> [Instructions for the task]:
Copy out every line that contains "title".

> [Records supplied]:
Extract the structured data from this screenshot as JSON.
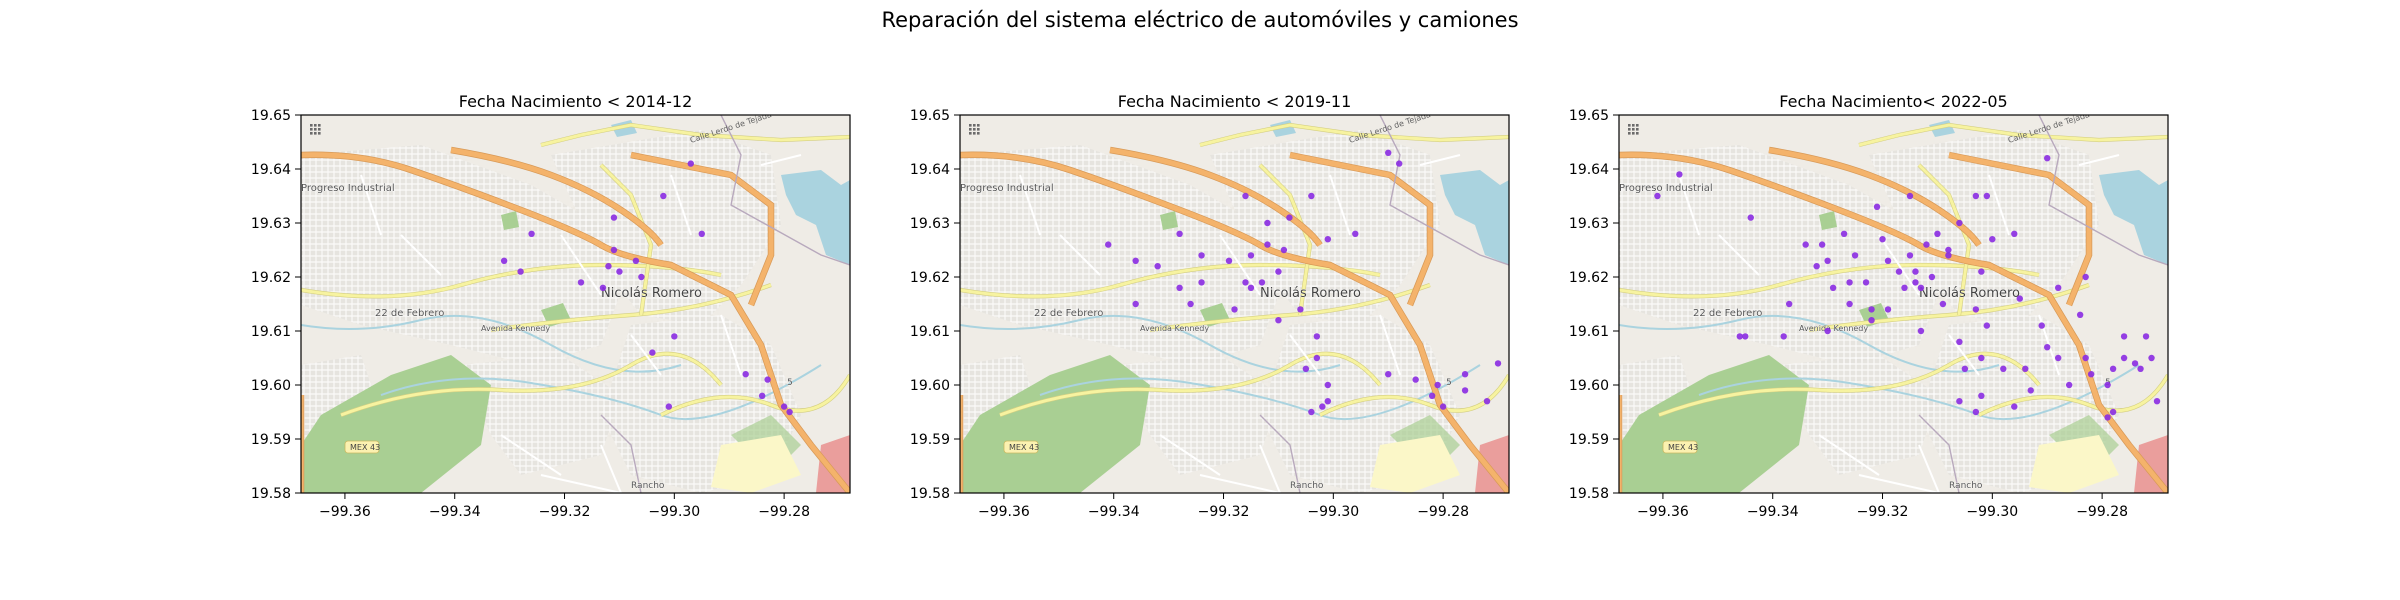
{
  "figure": {
    "title": "Reparación del sistema eléctrico de automóviles y camiones"
  },
  "map_labels": {
    "progreso": "Progreso Industrial",
    "febrero": "22 de Febrero",
    "nicolas": "Nicolás Romero",
    "kennedy": "Avenida Kennedy",
    "mex43": "MEX 43",
    "rancho": "Rancho",
    "tejada": "Calle Lerdo de Tejada",
    "five": "5"
  },
  "colors": {
    "point": "#8a2be2",
    "land": "#efece6",
    "park": "#a9cf93",
    "water": "#aad3df",
    "major_road": "#f4b36b",
    "secondary_road": "#f7f3a0",
    "minor_road": "#ffffff"
  },
  "chart_data": [
    {
      "type": "scatter",
      "title": "Fecha Nacimiento < 2014-12",
      "xlim": [
        -99.368,
        -99.268
      ],
      "ylim": [
        19.58,
        19.65
      ],
      "xticks": [
        "−99.36",
        "−99.34",
        "−99.32",
        "−99.30",
        "−99.28"
      ],
      "yticks": [
        "19.65",
        "19.64",
        "19.63",
        "19.62",
        "19.61",
        "19.60",
        "19.59",
        "19.58"
      ],
      "points": [
        [
          -99.297,
          19.641
        ],
        [
          -99.302,
          19.635
        ],
        [
          -99.311,
          19.631
        ],
        [
          -99.295,
          19.628
        ],
        [
          -99.326,
          19.628
        ],
        [
          -99.311,
          19.625
        ],
        [
          -99.307,
          19.623
        ],
        [
          -99.331,
          19.623
        ],
        [
          -99.312,
          19.622
        ],
        [
          -99.31,
          19.621
        ],
        [
          -99.328,
          19.621
        ],
        [
          -99.306,
          19.62
        ],
        [
          -99.317,
          19.619
        ],
        [
          -99.313,
          19.618
        ],
        [
          -99.3,
          19.609
        ],
        [
          -99.304,
          19.606
        ],
        [
          -99.287,
          19.602
        ],
        [
          -99.283,
          19.601
        ],
        [
          -99.284,
          19.598
        ],
        [
          -99.28,
          19.596
        ],
        [
          -99.279,
          19.595
        ],
        [
          -99.301,
          19.596
        ]
      ]
    },
    {
      "type": "scatter",
      "title": "Fecha Nacimiento < 2019-11",
      "xlim": [
        -99.368,
        -99.268
      ],
      "ylim": [
        19.58,
        19.65
      ],
      "xticks": [
        "−99.36",
        "−99.34",
        "−99.32",
        "−99.30",
        "−99.28"
      ],
      "yticks": [
        "19.65",
        "19.64",
        "19.63",
        "19.62",
        "19.61",
        "19.60",
        "19.59",
        "19.58"
      ],
      "points": [
        [
          -99.29,
          19.643
        ],
        [
          -99.288,
          19.641
        ],
        [
          -99.316,
          19.635
        ],
        [
          -99.304,
          19.635
        ],
        [
          -99.308,
          19.631
        ],
        [
          -99.312,
          19.63
        ],
        [
          -99.296,
          19.628
        ],
        [
          -99.328,
          19.628
        ],
        [
          -99.301,
          19.627
        ],
        [
          -99.341,
          19.626
        ],
        [
          -99.312,
          19.626
        ],
        [
          -99.309,
          19.625
        ],
        [
          -99.324,
          19.624
        ],
        [
          -99.315,
          19.624
        ],
        [
          -99.336,
          19.623
        ],
        [
          -99.319,
          19.623
        ],
        [
          -99.332,
          19.622
        ],
        [
          -99.31,
          19.621
        ],
        [
          -99.313,
          19.619
        ],
        [
          -99.324,
          19.619
        ],
        [
          -99.316,
          19.619
        ],
        [
          -99.328,
          19.618
        ],
        [
          -99.315,
          19.618
        ],
        [
          -99.326,
          19.615
        ],
        [
          -99.336,
          19.615
        ],
        [
          -99.318,
          19.614
        ],
        [
          -99.306,
          19.614
        ],
        [
          -99.31,
          19.612
        ],
        [
          -99.303,
          19.609
        ],
        [
          -99.303,
          19.605
        ],
        [
          -99.305,
          19.603
        ],
        [
          -99.301,
          19.6
        ],
        [
          -99.301,
          19.597
        ],
        [
          -99.302,
          19.596
        ],
        [
          -99.304,
          19.595
        ],
        [
          -99.29,
          19.602
        ],
        [
          -99.285,
          19.601
        ],
        [
          -99.281,
          19.6
        ],
        [
          -99.276,
          19.602
        ],
        [
          -99.282,
          19.598
        ],
        [
          -99.28,
          19.596
        ],
        [
          -99.276,
          19.599
        ],
        [
          -99.272,
          19.597
        ],
        [
          -99.27,
          19.604
        ]
      ]
    },
    {
      "type": "scatter",
      "title": "Fecha Nacimiento< 2022-05",
      "xlim": [
        -99.368,
        -99.268
      ],
      "ylim": [
        19.58,
        19.65
      ],
      "xticks": [
        "−99.36",
        "−99.34",
        "−99.32",
        "−99.30",
        "−99.28"
      ],
      "yticks": [
        "19.65",
        "19.64",
        "19.63",
        "19.62",
        "19.61",
        "19.60",
        "19.59",
        "19.58"
      ],
      "points": [
        [
          -99.29,
          19.642
        ],
        [
          -99.357,
          19.639
        ],
        [
          -99.361,
          19.635
        ],
        [
          -99.344,
          19.631
        ],
        [
          -99.321,
          19.633
        ],
        [
          -99.315,
          19.635
        ],
        [
          -99.303,
          19.635
        ],
        [
          -99.301,
          19.635
        ],
        [
          -99.306,
          19.63
        ],
        [
          -99.31,
          19.628
        ],
        [
          -99.296,
          19.628
        ],
        [
          -99.327,
          19.628
        ],
        [
          -99.3,
          19.627
        ],
        [
          -99.32,
          19.627
        ],
        [
          -99.334,
          19.626
        ],
        [
          -99.331,
          19.626
        ],
        [
          -99.312,
          19.626
        ],
        [
          -99.308,
          19.625
        ],
        [
          -99.325,
          19.624
        ],
        [
          -99.315,
          19.624
        ],
        [
          -99.308,
          19.624
        ],
        [
          -99.33,
          19.623
        ],
        [
          -99.319,
          19.623
        ],
        [
          -99.332,
          19.622
        ],
        [
          -99.314,
          19.621
        ],
        [
          -99.317,
          19.621
        ],
        [
          -99.302,
          19.621
        ],
        [
          -99.311,
          19.62
        ],
        [
          -99.314,
          19.619
        ],
        [
          -99.316,
          19.618
        ],
        [
          -99.323,
          19.619
        ],
        [
          -99.326,
          19.619
        ],
        [
          -99.329,
          19.618
        ],
        [
          -99.313,
          19.618
        ],
        [
          -99.295,
          19.616
        ],
        [
          -99.288,
          19.618
        ],
        [
          -99.283,
          19.62
        ],
        [
          -99.326,
          19.615
        ],
        [
          -99.337,
          19.615
        ],
        [
          -99.322,
          19.614
        ],
        [
          -99.319,
          19.614
        ],
        [
          -99.309,
          19.615
        ],
        [
          -99.303,
          19.614
        ],
        [
          -99.301,
          19.611
        ],
        [
          -99.291,
          19.611
        ],
        [
          -99.284,
          19.613
        ],
        [
          -99.306,
          19.608
        ],
        [
          -99.313,
          19.61
        ],
        [
          -99.322,
          19.612
        ],
        [
          -99.33,
          19.61
        ],
        [
          -99.338,
          19.609
        ],
        [
          -99.345,
          19.609
        ],
        [
          -99.346,
          19.609
        ],
        [
          -99.29,
          19.607
        ],
        [
          -99.288,
          19.605
        ],
        [
          -99.302,
          19.605
        ],
        [
          -99.276,
          19.609
        ],
        [
          -99.272,
          19.609
        ],
        [
          -99.283,
          19.605
        ],
        [
          -99.276,
          19.605
        ],
        [
          -99.294,
          19.603
        ],
        [
          -99.298,
          19.603
        ],
        [
          -99.305,
          19.603
        ],
        [
          -99.282,
          19.602
        ],
        [
          -99.278,
          19.603
        ],
        [
          -99.274,
          19.604
        ],
        [
          -99.271,
          19.605
        ],
        [
          -99.273,
          19.603
        ],
        [
          -99.286,
          19.6
        ],
        [
          -99.279,
          19.6
        ],
        [
          -99.293,
          19.599
        ],
        [
          -99.302,
          19.598
        ],
        [
          -99.306,
          19.597
        ],
        [
          -99.296,
          19.596
        ],
        [
          -99.303,
          19.595
        ],
        [
          -99.278,
          19.595
        ],
        [
          -99.279,
          19.594
        ],
        [
          -99.27,
          19.597
        ]
      ]
    }
  ]
}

> [Written answer]:
    "title": "Reparación del sistema eléctrico de automóviles y camiones"
      "title": "Fecha Nacimiento < 2014-12",
      "title": "Fecha Nacimiento < 2019-11",
      "title": "Fecha Nacimiento< 2022-05",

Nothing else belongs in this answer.